● Instrucciones de tareas:
#1 Copia el texto sobre cómo elegir dónde entrenar, todo lo que va desde "Recién iniciado el" hasta "elegir dónde entrenar.", y sustituye "sector estudiantil" por "alumnado".
#2 Responde estas preguntas con los datos del texto sobre cómo elegir dónde entrenar:
(a) ¿Qué año se menciona como recién iniciado?
(b) ¿Qué día se reintegra a las aulas casi todo el sector estudiantil?
(c) ¿Qué aspecto muchas veces no se considera y termina siendo determinante?
#3 Indica si cada afirmación coincide con el texto sobre cómo elegir dónde entrenar:
(a) Se espera una llegada masiva a los gimnasios de la localidad.
(b) El espacio del gimnasio siempre se tiene en cuenta al elegir dónde entrenar.
(c) Los estudiantes vuelven a las aulas el próximo lunes.

● Texto proporcionado:
**********
Desde el gimnasio

¿Cómo elegir dónde entrenar?

Recién iniciado el 2015 y poco a poco regresando todos a la vida normal después del periodo vacacional, el próximo lunes ya prácticamente todo el sector estudiantil se reintegra a las aulas, por lo que como cada año, se espera la llegada masiva a los gimnasios de la localidad en busca de cumplir uno de los propósitos más socorridos de esta temporada, por lo que vale la pena repasar algunos puntos importantes antes de tomar la mejor decisión para elegir dónde entrenar.

Además del servicio, atención personalizada, calidad de equipos, ambiente y profesionalismo, uno de los aspectos que en muchas ocasiones no se considera y termina siendo determinante es del espacio y capacidad instalada del gimnasio o centro de acondicionamiento.
**********
Elementos del conjunto de datos:

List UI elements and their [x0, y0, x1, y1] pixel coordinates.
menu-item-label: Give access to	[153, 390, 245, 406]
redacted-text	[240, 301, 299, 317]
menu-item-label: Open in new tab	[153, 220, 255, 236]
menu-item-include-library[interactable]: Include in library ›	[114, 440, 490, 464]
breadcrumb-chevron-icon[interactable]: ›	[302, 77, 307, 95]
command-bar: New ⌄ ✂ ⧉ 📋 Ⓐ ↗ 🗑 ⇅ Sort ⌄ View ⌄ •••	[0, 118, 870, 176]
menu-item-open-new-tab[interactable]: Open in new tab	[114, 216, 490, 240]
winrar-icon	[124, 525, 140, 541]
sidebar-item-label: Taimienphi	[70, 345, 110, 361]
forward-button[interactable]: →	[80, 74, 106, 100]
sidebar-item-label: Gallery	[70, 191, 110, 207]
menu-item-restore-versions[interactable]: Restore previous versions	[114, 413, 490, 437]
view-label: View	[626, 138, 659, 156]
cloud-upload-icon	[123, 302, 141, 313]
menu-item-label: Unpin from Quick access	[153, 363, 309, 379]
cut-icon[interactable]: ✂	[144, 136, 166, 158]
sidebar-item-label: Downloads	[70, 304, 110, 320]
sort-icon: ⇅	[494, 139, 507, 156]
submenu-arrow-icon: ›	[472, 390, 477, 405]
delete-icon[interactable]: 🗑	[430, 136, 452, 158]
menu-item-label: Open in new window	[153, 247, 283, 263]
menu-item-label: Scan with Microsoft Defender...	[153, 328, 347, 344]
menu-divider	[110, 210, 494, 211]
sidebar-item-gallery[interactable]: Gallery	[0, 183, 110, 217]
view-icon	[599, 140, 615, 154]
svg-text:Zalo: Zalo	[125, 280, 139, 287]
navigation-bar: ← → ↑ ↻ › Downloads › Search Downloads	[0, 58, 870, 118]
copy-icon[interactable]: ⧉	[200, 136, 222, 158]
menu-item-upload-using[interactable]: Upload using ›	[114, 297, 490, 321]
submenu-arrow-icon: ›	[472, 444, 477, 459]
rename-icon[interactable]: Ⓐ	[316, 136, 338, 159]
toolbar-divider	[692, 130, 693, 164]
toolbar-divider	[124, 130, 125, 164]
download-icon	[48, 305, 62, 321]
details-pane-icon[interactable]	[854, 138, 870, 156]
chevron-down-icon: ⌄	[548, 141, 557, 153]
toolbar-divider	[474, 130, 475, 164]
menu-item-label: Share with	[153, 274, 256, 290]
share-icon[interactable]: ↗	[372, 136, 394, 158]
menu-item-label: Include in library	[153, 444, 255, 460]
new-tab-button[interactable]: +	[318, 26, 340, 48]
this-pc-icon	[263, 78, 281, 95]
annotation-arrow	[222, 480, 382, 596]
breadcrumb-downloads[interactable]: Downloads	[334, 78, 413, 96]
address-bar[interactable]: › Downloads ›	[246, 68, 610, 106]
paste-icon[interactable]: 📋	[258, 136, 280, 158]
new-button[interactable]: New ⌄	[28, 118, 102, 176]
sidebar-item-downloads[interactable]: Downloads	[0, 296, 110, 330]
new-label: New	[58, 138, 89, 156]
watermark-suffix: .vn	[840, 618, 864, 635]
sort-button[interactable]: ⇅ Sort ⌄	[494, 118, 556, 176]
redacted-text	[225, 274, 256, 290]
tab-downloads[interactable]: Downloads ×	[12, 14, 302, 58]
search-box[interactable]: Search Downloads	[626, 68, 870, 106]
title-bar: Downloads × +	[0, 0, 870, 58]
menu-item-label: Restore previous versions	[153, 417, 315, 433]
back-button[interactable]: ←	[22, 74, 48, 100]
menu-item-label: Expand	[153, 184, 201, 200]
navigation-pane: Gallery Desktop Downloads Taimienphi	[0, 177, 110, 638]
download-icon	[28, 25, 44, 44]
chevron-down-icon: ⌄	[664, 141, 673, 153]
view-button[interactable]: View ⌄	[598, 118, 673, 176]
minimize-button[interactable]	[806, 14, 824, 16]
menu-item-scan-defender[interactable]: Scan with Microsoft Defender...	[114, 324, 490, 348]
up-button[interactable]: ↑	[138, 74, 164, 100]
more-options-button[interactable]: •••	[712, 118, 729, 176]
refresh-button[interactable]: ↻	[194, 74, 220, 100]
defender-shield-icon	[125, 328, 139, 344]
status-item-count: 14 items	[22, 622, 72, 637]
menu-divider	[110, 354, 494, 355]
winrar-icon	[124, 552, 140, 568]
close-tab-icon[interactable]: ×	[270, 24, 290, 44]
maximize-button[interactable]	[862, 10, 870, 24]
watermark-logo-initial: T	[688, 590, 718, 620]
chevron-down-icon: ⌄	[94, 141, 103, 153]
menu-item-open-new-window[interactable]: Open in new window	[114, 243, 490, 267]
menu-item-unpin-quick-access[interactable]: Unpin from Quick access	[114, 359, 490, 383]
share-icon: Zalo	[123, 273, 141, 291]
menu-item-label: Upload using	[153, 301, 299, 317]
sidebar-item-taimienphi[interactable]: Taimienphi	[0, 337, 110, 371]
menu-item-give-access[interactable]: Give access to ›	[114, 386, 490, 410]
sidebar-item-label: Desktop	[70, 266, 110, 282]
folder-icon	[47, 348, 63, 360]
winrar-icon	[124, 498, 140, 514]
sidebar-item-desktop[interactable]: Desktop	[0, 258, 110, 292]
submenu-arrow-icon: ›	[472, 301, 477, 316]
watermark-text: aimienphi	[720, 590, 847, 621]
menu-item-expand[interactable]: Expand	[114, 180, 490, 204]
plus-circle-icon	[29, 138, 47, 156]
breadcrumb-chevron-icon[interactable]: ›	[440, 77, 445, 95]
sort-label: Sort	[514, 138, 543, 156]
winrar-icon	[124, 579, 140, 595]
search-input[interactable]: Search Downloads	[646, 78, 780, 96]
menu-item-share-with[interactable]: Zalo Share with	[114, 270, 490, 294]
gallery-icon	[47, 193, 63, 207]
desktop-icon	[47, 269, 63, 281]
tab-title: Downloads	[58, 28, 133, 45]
**********
● Soluciones:
#1
Recién iniciado el 2015 y poco a poco regresando todos a la vida normal después del periodo vacacional, el próximo lunes ya prácticamente todo el alumnado se reintegra a las aulas, por lo que como cada año, se espera la llegada masiva a los gimnasios de la localidad en busca de cumplir uno de los propósitos más socorridos de esta temporada, por lo que vale la pena repasar algunos puntos importantes antes de tomar la mejor decisión para elegir dónde entrenar.

#2
(a) El 2015.
(b) El próximo lunes.
(c) El espacio y la capacidad instalada del gimnasio o centro de acondicionamiento.

#3
(a) Sí: "se espera la llegada masiva a los gimnasios de la localidad".
(b) No: "uno de los aspectos que en muchas ocasiones no se considera y termina siendo determinante es del espacio".
(c) Sí: "el próximo lunes ya prácticamente todo el sector estudiantil se reintegra a las aulas".